:: PROVIDED PASSAGE ::
** Start **
Desugaring

What Is Desugaring?

Every programming language faces a tension: the surface syntax users write should be expressive and ergonomic, but the internal representation compilers operate on should be minimal and uniform. Desugaring is the compiler phase that resolves this tension by translating convenient surface syntax (“syntactic sugar”) into a smaller set of core constructs that the rest of the compiler understands.

The term comes from Peter Landin’s 1964 observation that some language constructs are “syntactic sugar” — they make the language sweeter to use but add no fundamental expressiveness. x += 1 is sugar for x = x + 1. Template strings like `Hello, {name}` are sugar for string concatenation. Named arguments like f(x: 1, y: 2) are sugar for positional calls f(1, 2). Each of these can be mechanically translated into simpler forms without losing meaning.
** End **
:: RAW RECORDS ::
** Start **
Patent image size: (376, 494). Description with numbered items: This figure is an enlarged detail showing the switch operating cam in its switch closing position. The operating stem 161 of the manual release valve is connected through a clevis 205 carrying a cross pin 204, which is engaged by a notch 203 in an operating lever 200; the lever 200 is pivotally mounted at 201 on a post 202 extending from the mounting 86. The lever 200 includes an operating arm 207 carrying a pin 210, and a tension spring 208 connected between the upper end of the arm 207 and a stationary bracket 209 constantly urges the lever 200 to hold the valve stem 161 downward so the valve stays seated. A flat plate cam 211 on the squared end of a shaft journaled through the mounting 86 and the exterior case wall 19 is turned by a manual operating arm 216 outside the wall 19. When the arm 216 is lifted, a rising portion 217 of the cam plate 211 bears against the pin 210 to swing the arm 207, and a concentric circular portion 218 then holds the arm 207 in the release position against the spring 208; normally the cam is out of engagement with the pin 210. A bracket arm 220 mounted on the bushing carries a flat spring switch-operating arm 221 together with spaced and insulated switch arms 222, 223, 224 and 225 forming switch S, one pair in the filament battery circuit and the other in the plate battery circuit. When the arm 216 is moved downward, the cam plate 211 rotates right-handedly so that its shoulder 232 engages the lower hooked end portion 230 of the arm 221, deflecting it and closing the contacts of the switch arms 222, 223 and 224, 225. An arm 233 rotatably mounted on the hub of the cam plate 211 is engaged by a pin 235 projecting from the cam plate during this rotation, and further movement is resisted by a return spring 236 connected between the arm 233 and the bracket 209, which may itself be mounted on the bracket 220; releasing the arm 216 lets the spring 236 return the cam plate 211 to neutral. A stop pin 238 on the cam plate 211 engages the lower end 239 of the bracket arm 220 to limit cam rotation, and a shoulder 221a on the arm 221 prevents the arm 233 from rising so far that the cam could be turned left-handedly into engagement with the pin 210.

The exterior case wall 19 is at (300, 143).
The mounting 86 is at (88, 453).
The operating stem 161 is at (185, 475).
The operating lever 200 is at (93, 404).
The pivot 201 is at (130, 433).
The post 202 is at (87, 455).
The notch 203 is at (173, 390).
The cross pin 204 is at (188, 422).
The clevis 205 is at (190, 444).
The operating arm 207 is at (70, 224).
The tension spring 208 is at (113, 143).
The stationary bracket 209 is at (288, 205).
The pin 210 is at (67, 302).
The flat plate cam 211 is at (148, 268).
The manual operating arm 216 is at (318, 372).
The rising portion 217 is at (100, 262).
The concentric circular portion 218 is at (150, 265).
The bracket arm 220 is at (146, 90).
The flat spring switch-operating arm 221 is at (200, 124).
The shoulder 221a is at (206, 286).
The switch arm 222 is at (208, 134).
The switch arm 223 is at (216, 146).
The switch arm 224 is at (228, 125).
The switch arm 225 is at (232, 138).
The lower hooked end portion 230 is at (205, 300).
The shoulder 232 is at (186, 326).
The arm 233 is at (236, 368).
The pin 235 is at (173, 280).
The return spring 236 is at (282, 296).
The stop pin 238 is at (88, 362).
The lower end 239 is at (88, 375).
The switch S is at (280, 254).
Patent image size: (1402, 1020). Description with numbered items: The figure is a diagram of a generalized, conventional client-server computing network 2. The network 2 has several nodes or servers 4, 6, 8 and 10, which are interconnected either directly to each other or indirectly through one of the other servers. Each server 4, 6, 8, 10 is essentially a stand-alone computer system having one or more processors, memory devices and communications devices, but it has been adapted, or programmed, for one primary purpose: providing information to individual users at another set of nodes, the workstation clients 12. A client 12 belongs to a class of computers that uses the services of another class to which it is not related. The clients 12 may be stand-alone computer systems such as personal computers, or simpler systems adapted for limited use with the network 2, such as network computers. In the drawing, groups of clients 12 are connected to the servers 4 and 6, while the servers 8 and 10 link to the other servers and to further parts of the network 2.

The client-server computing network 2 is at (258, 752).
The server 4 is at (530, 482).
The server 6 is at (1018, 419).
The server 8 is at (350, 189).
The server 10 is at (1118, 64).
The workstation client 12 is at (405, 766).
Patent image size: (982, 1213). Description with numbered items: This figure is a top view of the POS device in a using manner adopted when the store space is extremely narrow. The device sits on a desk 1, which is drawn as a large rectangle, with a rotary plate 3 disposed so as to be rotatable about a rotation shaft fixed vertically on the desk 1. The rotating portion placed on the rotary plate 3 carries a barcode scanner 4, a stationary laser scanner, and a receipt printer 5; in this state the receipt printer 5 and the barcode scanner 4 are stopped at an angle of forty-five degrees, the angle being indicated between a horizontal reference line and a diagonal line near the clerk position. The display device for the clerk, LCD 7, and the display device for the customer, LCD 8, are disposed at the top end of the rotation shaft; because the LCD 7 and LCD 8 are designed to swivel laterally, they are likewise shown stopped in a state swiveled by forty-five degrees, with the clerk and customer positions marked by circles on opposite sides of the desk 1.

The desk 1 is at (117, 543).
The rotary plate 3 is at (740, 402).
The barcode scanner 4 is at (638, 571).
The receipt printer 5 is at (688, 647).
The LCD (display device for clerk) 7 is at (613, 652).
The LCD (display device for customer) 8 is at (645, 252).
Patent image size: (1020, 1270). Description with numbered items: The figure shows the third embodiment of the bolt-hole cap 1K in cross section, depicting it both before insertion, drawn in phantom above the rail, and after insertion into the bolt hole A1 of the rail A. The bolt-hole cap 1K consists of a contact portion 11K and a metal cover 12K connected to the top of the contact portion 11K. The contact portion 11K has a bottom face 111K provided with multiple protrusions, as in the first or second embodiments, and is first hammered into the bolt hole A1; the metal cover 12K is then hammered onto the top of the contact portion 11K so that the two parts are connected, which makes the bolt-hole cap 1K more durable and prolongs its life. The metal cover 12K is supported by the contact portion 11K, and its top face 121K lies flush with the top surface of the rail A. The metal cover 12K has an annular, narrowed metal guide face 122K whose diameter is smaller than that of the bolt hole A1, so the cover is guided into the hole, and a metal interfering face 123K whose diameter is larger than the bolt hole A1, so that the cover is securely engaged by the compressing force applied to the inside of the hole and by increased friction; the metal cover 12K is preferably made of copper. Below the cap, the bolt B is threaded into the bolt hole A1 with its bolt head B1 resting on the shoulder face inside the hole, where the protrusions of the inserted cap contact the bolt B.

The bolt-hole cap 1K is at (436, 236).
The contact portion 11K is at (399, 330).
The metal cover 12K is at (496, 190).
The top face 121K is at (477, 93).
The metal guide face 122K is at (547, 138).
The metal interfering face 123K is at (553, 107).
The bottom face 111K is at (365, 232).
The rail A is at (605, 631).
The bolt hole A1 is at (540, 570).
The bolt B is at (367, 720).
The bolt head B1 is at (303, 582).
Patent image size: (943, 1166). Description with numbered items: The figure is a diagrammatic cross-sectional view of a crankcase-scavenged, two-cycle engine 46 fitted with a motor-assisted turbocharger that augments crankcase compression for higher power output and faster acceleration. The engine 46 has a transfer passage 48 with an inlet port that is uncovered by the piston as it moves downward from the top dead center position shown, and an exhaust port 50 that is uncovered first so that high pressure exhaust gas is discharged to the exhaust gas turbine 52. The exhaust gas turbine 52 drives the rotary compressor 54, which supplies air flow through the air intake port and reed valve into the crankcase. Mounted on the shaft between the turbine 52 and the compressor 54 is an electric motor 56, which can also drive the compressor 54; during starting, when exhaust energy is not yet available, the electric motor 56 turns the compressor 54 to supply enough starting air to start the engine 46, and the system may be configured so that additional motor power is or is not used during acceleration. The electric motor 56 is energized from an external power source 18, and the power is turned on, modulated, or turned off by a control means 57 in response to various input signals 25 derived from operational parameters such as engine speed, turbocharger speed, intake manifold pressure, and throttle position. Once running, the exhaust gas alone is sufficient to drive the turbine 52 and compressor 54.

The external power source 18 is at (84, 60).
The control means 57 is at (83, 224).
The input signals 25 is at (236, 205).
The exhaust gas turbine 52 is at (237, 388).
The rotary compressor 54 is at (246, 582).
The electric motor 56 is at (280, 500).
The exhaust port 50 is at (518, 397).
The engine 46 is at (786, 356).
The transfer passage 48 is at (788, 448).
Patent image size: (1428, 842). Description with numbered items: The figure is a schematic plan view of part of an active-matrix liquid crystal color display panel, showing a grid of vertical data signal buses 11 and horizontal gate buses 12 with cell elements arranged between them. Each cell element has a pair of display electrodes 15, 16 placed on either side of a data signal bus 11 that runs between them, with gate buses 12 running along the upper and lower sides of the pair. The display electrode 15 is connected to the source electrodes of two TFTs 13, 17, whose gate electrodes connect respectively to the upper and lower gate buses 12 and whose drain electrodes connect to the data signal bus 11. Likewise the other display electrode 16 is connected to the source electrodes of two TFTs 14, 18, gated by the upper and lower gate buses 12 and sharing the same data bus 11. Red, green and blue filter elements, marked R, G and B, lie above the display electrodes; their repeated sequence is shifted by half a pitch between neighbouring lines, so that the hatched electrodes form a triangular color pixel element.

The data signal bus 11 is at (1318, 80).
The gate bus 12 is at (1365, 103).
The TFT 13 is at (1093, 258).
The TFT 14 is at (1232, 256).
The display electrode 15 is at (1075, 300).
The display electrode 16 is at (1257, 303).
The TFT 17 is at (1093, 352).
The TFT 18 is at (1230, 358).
** End **
:: CHALLENGES ::
a) In the desugaring text, put this sentence into French: "Each of these can be mechanically translated into simpler forms without losing meaning."
b) Answer these from the desugaring text:
(i) In what year did Peter Landin make his observation about "syntactic sugar"?
(ii) What is x += 1 sugar for?
(iii) What are named arguments like f(x: 1, y: 2) sugar for?
c) Extract from the desugaring text the passage from "Every programming language" up to and including "the compiler understands.", word for word.

:: SOLUTIONS BY TASK ::
a) Chacune de ces formes peut être traduite mécaniquement en formes plus simples sans perte de sens.

b)
(i) 1964
(ii) x = x + 1
(iii) Positional calls f(1, 2)

c)
Every programming language faces a tension: the surface syntax users write should be expressive and ergonomic, but the internal representation compilers operate on should be minimal and uniform. Desugaring is the compiler phase that resolves this tension by translating convenient surface syntax (“syntactic sugar”) into a smaller set of core constructs that the rest of the compiler understands.